## TASK TO COMPLETE
Gather all lines with "European" from the records.

## RECORDS FOR THIS TASK
________________
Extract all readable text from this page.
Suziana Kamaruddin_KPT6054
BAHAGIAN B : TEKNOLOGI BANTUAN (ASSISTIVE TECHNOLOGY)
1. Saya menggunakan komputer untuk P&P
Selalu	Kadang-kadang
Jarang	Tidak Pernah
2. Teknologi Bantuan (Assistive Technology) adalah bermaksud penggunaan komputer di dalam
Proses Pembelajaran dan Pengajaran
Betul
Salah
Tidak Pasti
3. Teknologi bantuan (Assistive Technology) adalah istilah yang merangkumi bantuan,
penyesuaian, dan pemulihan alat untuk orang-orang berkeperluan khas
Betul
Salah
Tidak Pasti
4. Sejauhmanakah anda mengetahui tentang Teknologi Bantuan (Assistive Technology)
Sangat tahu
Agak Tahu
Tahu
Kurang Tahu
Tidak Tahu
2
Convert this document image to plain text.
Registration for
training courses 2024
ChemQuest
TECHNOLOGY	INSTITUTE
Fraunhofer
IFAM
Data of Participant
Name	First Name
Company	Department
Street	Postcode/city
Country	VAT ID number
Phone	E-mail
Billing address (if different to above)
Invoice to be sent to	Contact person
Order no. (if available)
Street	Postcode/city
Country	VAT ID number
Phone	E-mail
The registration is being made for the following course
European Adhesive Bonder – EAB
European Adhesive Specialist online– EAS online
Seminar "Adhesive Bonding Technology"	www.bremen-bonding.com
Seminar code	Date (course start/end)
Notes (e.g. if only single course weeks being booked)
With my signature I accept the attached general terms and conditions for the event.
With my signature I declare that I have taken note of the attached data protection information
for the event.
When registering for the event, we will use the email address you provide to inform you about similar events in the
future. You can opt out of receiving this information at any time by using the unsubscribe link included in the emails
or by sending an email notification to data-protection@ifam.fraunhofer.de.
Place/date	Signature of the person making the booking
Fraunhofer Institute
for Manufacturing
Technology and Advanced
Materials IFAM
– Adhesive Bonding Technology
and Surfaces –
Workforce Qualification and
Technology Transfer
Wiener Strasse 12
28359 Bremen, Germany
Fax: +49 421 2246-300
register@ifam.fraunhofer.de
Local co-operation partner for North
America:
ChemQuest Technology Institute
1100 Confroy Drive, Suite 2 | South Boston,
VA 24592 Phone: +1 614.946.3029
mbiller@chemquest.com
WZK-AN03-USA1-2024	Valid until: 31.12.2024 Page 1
________________
## EXPECTED ANSWER
European Adhesive Bonder – EAB
European Adhesive Specialist online– EAS online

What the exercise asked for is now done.